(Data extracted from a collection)
○ ○ ○ ○ ○ ○ ○
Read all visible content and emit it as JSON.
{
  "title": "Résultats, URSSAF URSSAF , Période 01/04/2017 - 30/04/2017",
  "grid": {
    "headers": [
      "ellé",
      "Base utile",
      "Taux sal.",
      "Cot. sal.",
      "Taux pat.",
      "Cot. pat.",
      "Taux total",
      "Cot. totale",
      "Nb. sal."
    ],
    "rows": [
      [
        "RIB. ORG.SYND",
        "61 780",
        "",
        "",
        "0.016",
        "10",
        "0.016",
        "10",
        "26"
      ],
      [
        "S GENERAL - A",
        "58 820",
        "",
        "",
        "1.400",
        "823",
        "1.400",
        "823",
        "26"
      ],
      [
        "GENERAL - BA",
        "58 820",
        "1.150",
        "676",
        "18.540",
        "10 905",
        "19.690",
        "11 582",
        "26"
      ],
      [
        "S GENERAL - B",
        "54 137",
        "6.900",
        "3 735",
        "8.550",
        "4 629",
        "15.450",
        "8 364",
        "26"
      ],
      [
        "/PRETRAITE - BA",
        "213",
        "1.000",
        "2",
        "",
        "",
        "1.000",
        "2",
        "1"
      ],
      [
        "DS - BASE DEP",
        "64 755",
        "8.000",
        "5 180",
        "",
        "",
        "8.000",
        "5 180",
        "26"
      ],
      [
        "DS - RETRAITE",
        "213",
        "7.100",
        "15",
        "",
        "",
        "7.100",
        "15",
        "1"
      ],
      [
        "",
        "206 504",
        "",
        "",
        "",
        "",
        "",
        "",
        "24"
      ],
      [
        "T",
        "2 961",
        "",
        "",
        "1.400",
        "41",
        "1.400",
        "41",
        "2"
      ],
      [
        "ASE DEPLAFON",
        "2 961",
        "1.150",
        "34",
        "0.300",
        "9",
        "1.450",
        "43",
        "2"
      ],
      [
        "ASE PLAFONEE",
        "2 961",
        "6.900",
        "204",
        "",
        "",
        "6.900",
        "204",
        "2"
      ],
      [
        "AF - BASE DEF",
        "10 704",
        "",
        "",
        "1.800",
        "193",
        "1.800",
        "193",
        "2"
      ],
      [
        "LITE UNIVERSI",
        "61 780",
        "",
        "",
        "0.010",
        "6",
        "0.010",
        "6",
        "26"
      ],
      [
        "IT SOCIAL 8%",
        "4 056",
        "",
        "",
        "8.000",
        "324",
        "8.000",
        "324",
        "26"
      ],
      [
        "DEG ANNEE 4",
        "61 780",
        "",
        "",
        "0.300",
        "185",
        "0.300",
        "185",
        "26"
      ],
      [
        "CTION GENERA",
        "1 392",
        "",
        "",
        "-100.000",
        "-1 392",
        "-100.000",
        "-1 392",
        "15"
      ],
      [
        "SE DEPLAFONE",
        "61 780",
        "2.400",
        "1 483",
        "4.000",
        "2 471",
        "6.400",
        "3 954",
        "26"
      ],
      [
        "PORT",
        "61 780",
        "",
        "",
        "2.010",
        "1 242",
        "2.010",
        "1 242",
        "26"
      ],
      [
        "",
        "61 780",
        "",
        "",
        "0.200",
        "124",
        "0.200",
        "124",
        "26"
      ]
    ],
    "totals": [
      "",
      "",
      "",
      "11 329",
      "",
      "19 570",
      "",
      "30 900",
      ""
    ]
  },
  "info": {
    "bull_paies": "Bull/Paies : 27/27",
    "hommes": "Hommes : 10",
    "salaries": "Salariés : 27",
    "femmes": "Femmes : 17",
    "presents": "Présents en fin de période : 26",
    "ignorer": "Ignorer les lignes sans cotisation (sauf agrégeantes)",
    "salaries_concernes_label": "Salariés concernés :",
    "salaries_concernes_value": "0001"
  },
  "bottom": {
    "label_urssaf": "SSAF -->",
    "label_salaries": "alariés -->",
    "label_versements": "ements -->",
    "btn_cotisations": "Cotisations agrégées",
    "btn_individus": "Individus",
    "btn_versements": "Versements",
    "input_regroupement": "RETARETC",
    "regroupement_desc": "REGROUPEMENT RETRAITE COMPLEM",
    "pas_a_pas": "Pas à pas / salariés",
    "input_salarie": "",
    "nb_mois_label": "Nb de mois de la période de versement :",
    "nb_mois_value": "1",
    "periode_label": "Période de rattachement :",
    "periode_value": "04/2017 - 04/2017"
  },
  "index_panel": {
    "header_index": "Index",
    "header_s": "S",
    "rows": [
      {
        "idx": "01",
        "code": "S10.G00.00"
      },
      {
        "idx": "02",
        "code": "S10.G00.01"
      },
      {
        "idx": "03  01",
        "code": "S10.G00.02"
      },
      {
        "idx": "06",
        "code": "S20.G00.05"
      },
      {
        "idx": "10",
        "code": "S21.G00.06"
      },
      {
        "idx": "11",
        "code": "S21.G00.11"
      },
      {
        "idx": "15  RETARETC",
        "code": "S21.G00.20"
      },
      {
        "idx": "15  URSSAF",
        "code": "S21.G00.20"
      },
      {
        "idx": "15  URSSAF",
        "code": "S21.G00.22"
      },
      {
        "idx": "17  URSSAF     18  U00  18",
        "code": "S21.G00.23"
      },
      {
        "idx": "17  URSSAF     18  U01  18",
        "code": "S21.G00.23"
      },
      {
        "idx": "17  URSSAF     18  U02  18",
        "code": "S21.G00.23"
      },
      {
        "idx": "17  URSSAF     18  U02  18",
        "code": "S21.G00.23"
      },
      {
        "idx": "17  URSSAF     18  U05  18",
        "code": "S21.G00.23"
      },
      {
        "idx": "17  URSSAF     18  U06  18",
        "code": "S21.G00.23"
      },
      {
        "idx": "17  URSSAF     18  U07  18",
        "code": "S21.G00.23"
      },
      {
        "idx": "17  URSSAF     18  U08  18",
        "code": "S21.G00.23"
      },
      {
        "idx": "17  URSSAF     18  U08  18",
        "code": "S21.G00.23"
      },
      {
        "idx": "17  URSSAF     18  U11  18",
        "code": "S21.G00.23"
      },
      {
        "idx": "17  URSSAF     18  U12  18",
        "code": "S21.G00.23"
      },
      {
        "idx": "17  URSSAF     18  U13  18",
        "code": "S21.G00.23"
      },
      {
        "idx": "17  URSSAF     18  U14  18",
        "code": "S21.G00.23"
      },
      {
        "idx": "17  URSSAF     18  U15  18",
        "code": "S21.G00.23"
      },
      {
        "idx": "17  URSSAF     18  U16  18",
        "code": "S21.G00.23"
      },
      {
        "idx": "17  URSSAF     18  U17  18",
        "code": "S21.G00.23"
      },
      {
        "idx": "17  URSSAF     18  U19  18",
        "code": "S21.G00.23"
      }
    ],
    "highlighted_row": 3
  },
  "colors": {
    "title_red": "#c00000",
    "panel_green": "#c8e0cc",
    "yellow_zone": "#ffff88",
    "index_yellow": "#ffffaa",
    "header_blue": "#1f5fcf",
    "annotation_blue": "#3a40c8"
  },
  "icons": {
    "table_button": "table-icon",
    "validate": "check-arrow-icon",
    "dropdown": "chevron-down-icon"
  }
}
○ ○ ○ ○ ○ ○ ○
» WHAT IS BEING ASKED: Print the listing above in its entirety, with every line exact.

» FINAL ANSWER:
Read all visible content and emit it as JSON.
{
  "title": "Résultats, URSSAF URSSAF , Période 01/04/2017 - 30/04/2017",
  "grid": {
    "headers": [
      "ellé",
      "Base utile",
      "Taux sal.",
      "Cot. sal.",
      "Taux pat.",
      "Cot. pat.",
      "Taux total",
      "Cot. totale",
      "Nb. sal."
    ],
    "rows": [
      [
        "RIB. ORG.SYND",
        "61 780",
        "",
        "",
        "0.016",
        "10",
        "0.016",
        "10",
        "26"
      ],
      [
        "S GENERAL - A",
        "58 820",
        "",
        "",
        "1.400",
        "823",
        "1.400",
        "823",
        "26"
      ],
      [
        "GENERAL - BA",
        "58 820",
        "1.150",
        "676",
        "18.540",
        "10 905",
        "19.690",
        "11 582",
        "26"
      ],
      [
        "S GENERAL - B",
        "54 137",
        "6.900",
        "3 735",
        "8.550",
        "4 629",
        "15.450",
        "8 364",
        "26"
      ],
      [
        "/PRETRAITE - BA",
        "213",
        "1.000",
        "2",
        "",
        "",
        "1.000",
        "2",
        "1"
      ],
      [
        "DS - BASE DEP",
        "64 755",
        "8.000",
        "5 180",
        "",
        "",
        "8.000",
        "5 180",
        "26"
      ],
      [
        "DS - RETRAITE",
        "213",
        "7.100",
        "15",
        "",
        "",
        "7.100",
        "15",
        "1"
      ],
      [
        "",
        "206 504",
        "",
        "",
        "",
        "",
        "",
        "",
        "24"
      ],
      [
        "T",
        "2 961",
        "",
        "",
        "1.400",
        "41",
        "1.400",
        "41",
        "2"
      ],
      [
        "ASE DEPLAFON",
        "2 961",
        "1.150",
        "34",
        "0.300",
        "9",
        "1.450",
        "43",
        "2"
      ],
      [
        "ASE PLAFONEE",
        "2 961",
        "6.900",
        "204",
        "",
        "",
        "6.900",
        "204",
        "2"
      ],
      [
        "AF - BASE DEF",
        "10 704",
        "",
        "",
        "1.800",
        "193",
        "1.800",
        "193",
        "2"
      ],
      [
        "LITE UNIVERSI",
        "61 780",
        "",
        "",
        "0.010",
        "6",
        "0.010",
        "6",
        "26"
      ],
      [
        "IT SOCIAL 8%",
        "4 056",
        "",
        "",
        "8.000",
        "324",
        "8.000",
        "324",
        "26"
      ],
      [
        "DEG ANNEE 4",
        "61 780",
        "",
        "",
        "0.300",
        "185",
        "0.300",
        "185",
        "26"
      ],
      [
        "CTION GENERA",
        "1 392",
        "",
        "",
        "-100.000",
        "-1 392",
        "-100.000",
        "-1 392",
        "15"
      ],
      [
        "SE DEPLAFONE",
        "61 780",
        "2.400",
        "1 483",
        "4.000",
        "2 471",
        "6.400",
        "3 954",
        "26"
      ],
      [
        "PORT",
        "61 780",
        "",
        "",
        "2.010",
        "1 242",
        "2.010",
        "1 242",
        "26"
      ],
      [
        "",
        "61 780",
        "",
        "",
        "0.200",
        "124",
        "0.200",
        "124",
        "26"
      ]
    ],
    "totals": [
      "",
      "",
      "",
      "11 329",
      "",
      "19 570",
      "",
      "30 900",
      ""
    ]
  },
  "info": {
    "bull_paies": "Bull/Paies : 27/27",
    "hommes": "Hommes : 10",
    "salaries": "Salariés : 27",
    "femmes": "Femmes : 17",
    "presents": "Présents en fin de période : 26",
    "ignorer": "Ignorer les lignes sans cotisation (sauf agrégeantes)",
    "salaries_concernes_label": "Salariés concernés :",
    "salaries_concernes_value": "0001"
  },
  "bottom": {
    "label_urssaf": "SSAF -->",
    "label_salaries": "alariés -->",
    "label_versements": "ements -->",
    "btn_cotisations": "Cotisations agrégées",
    "btn_individus": "Individus",
    "btn_versements": "Versements",
    "input_regroupement": "RETARETC",
    "regroupement_desc": "REGROUPEMENT RETRAITE COMPLEM",
    "pas_a_pas": "Pas à pas / salariés",
    "input_salarie": "",
    "nb_mois_label": "Nb de mois de la période de versement :",
    "nb_mois_value": "1",
    "periode_label": "Période de rattachement :",
    "periode_value": "04/2017 - 04/2017"
  },
  "index_panel": {
    "header_index": "Index",
    "header_s": "S",
    "rows": [
      {
        "idx": "01",
        "code": "S10.G00.00"
      },
      {
        "idx": "02",
        "code": "S10.G00.01"
      },
      {
        "idx": "03  01",
        "code": "S10.G00.02"
      },
      {
        "idx": "06",
        "code": "S20.G00.05"
      },
      {
        "idx": "10",
        "code": "S21.G00.06"
      },
      {
        "idx": "11",
        "code": "S21.G00.11"
      },
      {
        "idx": "15  RETARETC",
        "code": "S21.G00.20"
      },
      {
        "idx": "15  URSSAF",
        "code": "S21.G00.20"
      },
      {
        "idx": "15  URSSAF",
        "code": "S21.G00.22"
      },
      {
        "idx": "17  URSSAF     18  U00  18",
        "code": "S21.G00.23"
      },
      {
        "idx": "17  URSSAF     18  U01  18",
        "code": "S21.G00.23"
      },
      {
        "idx": "17  URSSAF     18  U02  18",
        "code": "S21.G00.23"
      },
      {
        "idx": "17  URSSAF     18  U02  18",
        "code": "S21.G00.23"
      },
      {
        "idx": "17  URSSAF     18  U05  18",
        "code": "S21.G00.23"
      },
      {
        "idx": "17  URSSAF     18  U06  18",
        "code": "S21.G00.23"
      },
      {
        "idx": "17  URSSAF     18  U07  18",
        "code": "S21.G00.23"
      },
      {
        "idx": "17  URSSAF     18  U08  18",
        "code": "S21.G00.23"
      },
      {
        "idx": "17  URSSAF     18  U08  18",
        "code": "S21.G00.23"
      },
      {
        "idx": "17  URSSAF     18  U11  18",
        "code": "S21.G00.23"
      },
      {
        "idx": "17  URSSAF     18  U12  18",
        "code": "S21.G00.23"
      },
      {
        "idx": "17  URSSAF     18  U13  18",
        "code": "S21.G00.23"
      },
      {
        "idx": "17  URSSAF     18  U14  18",
        "code": "S21.G00.23"
      },
      {
        "idx": "17  URSSAF     18  U15  18",
        "code": "S21.G00.23"
      },
      {
        "idx": "17  URSSAF     18  U16  18",
        "code": "S21.G00.23"
      },
      {
        "idx": "17  URSSAF     18  U17  18",
        "code": "S21.G00.23"
      },
      {
        "idx": "17  URSSAF     18  U19  18",
        "code": "S21.G00.23"
      }
    ],
    "highlighted_row": 3
  },
  "colors": {
    "title_red": "#c00000",
    "panel_green": "#c8e0cc",
    "yellow_zone": "#ffff88",
    "index_yellow": "#ffffaa",
    "header_blue": "#1f5fcf",
    "annotation_blue": "#3a40c8"
  },
  "icons": {
    "table_button": "table-icon",
    "validate": "check-arrow-icon",
    "dropdown": "chevron-down-icon"
  }
}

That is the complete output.